▸ **WHAT IS ASKED**: Find each line with the word "ylabel" and copy it.

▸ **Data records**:
════════════════
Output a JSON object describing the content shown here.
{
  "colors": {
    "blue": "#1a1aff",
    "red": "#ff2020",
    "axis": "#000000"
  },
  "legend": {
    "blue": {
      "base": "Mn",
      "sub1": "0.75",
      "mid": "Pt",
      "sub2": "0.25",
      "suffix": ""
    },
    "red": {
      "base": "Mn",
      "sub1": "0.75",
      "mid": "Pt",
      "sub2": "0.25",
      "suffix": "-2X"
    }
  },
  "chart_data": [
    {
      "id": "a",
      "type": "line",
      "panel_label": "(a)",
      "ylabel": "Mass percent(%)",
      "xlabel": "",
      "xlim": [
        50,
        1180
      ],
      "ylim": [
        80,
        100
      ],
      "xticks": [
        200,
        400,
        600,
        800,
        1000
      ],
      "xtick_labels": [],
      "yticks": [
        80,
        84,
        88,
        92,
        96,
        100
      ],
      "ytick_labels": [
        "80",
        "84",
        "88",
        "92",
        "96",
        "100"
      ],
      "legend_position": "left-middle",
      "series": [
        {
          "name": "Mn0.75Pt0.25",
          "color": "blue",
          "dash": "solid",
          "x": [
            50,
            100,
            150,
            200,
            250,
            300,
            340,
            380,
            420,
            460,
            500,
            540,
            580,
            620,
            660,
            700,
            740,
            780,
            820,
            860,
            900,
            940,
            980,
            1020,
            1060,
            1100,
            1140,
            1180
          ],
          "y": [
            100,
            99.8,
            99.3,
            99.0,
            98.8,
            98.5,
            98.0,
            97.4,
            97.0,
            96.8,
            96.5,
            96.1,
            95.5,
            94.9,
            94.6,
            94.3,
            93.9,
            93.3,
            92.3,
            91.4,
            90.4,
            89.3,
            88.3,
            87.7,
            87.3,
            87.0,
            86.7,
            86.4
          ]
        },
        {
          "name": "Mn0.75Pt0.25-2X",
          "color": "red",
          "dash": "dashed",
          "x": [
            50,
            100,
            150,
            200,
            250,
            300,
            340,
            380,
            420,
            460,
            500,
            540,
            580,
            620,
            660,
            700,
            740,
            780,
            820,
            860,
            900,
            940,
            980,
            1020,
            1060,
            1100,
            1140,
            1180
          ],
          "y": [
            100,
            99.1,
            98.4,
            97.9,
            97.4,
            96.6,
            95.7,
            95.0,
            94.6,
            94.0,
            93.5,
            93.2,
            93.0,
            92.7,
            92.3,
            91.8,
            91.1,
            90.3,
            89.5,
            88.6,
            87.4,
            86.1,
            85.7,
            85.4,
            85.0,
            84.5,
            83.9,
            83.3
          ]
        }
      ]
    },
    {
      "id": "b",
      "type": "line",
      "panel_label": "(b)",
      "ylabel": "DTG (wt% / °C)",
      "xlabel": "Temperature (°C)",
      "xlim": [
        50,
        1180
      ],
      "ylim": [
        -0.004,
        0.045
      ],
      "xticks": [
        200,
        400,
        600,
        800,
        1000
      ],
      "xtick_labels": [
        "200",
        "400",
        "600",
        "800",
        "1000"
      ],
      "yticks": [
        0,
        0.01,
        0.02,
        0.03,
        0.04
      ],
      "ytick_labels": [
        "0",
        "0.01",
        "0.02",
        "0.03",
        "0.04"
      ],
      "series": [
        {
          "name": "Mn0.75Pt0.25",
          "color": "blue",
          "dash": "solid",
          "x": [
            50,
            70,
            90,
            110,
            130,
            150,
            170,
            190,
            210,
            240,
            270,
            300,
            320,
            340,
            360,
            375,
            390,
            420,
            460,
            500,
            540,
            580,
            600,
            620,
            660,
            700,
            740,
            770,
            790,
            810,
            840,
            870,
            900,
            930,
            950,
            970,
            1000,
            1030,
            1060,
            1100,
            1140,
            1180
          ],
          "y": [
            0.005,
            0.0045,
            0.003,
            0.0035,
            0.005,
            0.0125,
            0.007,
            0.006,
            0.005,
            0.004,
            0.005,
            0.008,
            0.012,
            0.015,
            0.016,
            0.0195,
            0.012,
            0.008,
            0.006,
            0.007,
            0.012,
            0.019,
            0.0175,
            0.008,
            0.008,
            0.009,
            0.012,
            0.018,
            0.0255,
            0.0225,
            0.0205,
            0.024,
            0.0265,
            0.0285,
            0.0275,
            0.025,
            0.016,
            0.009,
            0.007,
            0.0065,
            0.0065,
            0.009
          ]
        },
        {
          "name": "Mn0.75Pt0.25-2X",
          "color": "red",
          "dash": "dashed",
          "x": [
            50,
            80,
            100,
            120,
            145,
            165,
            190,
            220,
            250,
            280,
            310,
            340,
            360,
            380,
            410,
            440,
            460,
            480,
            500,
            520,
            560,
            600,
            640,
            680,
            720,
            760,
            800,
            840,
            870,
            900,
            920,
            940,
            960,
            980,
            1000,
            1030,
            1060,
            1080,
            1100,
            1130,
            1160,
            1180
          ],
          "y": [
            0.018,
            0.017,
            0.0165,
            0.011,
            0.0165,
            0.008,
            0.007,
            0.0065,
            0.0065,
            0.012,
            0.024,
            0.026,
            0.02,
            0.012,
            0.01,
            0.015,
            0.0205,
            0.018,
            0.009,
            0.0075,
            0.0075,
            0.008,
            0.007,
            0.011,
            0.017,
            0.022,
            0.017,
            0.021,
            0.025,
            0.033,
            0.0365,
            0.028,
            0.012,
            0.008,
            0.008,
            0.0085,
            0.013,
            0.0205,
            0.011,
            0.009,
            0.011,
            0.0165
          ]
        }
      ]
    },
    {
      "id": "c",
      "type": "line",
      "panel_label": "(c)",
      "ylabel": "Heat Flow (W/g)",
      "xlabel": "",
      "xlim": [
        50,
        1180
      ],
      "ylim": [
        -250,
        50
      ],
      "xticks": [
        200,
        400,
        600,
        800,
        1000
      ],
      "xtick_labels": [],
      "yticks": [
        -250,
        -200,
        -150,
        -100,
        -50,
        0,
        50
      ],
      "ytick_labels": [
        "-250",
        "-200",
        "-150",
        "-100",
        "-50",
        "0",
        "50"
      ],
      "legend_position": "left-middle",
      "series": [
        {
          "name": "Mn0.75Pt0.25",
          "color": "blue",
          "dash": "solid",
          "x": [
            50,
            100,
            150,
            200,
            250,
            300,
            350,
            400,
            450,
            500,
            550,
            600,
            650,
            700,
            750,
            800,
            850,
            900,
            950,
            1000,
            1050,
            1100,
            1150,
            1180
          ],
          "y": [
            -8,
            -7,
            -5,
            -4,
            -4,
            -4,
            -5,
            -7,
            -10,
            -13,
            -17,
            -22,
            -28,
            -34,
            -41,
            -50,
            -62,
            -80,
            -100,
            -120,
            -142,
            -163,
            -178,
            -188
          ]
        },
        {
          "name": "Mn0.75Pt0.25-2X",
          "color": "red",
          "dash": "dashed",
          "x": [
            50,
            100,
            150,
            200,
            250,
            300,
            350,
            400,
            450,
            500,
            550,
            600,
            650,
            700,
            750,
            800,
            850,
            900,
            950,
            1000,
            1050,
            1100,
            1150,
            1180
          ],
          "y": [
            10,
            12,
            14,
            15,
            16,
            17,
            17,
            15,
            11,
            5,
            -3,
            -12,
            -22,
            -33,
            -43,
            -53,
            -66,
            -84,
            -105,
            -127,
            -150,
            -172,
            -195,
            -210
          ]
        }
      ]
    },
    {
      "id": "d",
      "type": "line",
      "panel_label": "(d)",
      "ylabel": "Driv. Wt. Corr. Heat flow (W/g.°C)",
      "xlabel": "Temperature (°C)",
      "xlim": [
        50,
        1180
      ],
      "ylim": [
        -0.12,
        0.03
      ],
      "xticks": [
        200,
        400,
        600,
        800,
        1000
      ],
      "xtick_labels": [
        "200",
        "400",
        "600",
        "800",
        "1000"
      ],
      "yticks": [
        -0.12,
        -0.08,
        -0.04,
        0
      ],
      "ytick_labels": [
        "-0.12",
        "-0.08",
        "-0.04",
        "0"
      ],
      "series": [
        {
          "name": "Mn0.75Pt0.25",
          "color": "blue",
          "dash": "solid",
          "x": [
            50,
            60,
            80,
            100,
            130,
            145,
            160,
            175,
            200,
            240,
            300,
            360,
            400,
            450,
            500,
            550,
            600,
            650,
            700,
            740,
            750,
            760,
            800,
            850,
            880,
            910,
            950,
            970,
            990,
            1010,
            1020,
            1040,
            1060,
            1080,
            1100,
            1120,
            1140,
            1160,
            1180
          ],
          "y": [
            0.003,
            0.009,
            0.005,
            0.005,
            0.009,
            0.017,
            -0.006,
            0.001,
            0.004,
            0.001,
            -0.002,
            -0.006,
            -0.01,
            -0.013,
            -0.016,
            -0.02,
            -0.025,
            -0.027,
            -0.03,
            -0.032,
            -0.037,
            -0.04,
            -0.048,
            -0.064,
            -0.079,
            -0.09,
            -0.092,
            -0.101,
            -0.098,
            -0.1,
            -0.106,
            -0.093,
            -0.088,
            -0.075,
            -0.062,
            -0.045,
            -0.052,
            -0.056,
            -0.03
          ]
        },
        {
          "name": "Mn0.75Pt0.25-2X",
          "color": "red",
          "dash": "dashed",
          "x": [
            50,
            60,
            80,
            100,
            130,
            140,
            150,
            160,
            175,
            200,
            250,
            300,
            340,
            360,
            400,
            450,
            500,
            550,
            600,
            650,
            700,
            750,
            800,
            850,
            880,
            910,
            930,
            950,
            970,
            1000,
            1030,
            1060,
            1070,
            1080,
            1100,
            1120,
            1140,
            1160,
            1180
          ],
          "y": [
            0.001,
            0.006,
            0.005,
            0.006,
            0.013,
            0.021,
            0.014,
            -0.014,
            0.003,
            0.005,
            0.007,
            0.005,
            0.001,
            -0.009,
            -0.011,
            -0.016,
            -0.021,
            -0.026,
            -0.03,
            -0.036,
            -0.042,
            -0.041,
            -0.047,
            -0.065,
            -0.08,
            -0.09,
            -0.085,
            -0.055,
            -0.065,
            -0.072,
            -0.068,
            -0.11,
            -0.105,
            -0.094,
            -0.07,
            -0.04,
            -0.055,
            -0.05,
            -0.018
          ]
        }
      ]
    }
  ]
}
════════════════
▸ **FULL RESPONSE**:
      "ylabel": "Mass percent(%)",
      "ylabel": "DTG (wt% / °C)",
      "ylabel": "Heat Flow (W/g)",
      "ylabel": "Driv. Wt. Corr. Heat flow (W/g.°C)",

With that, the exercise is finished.